| Task brief |
Tally the lines of the listing that contain the string "fill". Give the number and nothing else.

Stored data:
####################

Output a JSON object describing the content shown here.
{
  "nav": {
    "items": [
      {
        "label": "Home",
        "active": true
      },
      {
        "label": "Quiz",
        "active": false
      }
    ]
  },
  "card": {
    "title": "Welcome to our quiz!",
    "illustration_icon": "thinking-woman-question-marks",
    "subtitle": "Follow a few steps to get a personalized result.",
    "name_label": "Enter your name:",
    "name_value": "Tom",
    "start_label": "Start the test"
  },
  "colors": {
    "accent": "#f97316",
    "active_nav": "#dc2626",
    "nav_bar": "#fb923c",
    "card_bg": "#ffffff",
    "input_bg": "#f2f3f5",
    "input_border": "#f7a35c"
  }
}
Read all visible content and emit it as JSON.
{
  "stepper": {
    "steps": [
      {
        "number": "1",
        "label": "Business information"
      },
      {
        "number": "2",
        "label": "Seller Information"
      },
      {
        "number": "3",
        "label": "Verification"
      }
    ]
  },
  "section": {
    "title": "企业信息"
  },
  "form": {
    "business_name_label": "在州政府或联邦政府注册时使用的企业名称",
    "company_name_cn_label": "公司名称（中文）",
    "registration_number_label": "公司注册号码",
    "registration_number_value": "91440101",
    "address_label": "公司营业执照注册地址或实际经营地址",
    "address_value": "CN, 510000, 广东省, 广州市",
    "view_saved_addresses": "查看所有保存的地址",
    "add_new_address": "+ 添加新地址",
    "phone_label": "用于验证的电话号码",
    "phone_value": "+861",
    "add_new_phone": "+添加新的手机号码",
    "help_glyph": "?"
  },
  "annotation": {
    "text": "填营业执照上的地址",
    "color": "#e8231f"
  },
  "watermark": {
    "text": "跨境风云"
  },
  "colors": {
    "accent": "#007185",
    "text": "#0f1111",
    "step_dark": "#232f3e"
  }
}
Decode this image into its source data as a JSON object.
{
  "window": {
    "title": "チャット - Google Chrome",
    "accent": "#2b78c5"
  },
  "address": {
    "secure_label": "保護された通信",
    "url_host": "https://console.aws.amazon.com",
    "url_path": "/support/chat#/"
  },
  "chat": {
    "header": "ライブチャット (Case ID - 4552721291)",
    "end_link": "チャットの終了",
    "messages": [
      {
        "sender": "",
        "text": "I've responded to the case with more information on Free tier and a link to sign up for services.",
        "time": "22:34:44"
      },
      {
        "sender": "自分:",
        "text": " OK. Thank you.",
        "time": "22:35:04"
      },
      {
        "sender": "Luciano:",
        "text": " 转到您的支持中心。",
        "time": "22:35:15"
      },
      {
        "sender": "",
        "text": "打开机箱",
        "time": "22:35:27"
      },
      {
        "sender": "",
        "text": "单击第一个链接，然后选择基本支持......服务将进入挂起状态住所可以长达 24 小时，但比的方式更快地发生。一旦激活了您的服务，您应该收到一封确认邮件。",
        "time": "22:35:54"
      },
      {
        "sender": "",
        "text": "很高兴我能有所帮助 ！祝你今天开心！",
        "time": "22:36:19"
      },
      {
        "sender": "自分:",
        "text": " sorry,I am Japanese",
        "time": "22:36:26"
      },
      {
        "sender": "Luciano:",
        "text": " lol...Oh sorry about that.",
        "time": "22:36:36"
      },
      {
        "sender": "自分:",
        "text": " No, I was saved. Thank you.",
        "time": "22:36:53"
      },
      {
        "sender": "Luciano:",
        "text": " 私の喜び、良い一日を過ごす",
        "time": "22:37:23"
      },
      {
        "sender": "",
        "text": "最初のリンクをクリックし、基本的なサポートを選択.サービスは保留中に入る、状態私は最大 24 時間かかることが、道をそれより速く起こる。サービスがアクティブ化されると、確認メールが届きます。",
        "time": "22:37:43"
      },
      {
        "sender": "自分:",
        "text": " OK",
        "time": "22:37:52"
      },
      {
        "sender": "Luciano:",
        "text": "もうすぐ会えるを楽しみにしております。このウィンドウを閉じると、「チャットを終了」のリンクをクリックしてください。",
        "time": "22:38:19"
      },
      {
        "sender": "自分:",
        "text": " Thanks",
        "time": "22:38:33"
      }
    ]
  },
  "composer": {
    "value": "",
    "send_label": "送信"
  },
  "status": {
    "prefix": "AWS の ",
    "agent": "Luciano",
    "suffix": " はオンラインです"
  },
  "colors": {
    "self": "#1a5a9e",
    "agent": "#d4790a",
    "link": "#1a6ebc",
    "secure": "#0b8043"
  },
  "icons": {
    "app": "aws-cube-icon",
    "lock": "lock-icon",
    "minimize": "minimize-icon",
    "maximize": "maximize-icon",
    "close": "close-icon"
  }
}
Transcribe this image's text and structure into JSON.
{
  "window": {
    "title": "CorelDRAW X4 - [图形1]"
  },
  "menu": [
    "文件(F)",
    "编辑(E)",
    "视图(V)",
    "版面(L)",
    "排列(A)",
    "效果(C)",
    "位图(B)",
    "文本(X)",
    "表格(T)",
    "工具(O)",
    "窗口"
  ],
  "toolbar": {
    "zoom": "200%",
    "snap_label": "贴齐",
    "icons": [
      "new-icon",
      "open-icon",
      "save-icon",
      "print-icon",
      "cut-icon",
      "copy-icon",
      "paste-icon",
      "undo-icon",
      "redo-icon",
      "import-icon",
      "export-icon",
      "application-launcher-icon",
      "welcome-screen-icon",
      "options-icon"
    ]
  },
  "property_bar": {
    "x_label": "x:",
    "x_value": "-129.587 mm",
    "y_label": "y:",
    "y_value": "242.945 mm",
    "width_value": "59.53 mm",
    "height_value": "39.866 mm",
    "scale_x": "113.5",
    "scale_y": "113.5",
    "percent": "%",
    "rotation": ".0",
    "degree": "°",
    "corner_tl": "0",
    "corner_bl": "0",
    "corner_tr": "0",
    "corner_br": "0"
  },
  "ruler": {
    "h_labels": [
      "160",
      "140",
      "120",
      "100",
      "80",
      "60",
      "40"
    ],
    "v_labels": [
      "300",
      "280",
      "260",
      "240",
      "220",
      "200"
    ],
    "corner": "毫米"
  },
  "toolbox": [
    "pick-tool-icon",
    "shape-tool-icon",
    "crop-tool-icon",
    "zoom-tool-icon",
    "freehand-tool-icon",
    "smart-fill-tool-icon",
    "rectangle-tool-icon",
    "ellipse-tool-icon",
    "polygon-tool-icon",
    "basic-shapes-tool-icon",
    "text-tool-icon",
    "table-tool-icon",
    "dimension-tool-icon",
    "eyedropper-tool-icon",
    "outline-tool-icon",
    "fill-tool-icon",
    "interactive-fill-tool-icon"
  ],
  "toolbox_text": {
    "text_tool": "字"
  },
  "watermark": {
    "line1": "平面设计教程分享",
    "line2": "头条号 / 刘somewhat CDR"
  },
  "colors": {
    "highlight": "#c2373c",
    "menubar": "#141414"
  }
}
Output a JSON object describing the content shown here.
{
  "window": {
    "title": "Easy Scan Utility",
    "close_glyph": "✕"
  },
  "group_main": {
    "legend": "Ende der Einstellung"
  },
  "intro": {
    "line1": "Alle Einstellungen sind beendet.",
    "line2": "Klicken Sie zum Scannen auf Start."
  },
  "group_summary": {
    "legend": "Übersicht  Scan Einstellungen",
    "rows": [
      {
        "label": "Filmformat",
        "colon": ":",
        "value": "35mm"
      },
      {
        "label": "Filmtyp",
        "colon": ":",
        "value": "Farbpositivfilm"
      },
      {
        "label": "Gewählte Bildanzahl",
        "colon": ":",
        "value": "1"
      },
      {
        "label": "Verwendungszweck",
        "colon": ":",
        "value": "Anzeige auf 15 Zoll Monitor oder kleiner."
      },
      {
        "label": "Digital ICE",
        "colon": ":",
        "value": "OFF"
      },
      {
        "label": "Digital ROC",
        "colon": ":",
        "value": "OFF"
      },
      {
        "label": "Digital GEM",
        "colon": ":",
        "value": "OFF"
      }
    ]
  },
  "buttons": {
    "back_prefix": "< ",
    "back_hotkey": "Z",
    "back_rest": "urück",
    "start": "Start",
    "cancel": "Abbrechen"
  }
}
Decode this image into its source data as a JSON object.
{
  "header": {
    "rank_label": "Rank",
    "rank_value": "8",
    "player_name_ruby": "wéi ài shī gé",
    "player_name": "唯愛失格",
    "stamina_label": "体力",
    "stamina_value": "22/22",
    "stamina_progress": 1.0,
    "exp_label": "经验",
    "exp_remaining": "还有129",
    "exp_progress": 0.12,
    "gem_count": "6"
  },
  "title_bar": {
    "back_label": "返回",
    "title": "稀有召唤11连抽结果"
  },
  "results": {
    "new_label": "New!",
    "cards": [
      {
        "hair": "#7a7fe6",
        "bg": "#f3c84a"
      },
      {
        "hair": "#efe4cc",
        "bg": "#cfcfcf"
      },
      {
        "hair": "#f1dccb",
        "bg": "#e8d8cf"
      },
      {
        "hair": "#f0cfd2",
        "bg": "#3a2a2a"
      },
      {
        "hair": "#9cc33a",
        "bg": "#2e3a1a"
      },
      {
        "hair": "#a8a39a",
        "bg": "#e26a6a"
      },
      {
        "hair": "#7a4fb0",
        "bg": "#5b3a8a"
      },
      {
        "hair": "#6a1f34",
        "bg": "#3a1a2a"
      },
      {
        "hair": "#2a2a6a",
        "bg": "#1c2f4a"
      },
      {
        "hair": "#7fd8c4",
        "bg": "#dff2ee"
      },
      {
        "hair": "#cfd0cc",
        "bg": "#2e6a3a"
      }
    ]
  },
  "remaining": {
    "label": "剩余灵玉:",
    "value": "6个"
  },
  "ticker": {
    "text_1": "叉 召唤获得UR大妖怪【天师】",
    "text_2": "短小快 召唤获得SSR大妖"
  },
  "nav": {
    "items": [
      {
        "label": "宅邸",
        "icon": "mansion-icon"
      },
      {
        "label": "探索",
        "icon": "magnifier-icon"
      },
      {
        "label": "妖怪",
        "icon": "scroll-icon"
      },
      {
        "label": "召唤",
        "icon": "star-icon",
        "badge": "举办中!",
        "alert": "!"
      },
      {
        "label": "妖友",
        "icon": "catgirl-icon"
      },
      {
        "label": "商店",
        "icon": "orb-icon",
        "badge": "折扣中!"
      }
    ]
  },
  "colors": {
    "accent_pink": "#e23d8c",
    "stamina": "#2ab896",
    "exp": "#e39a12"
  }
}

####################

| Response below |
3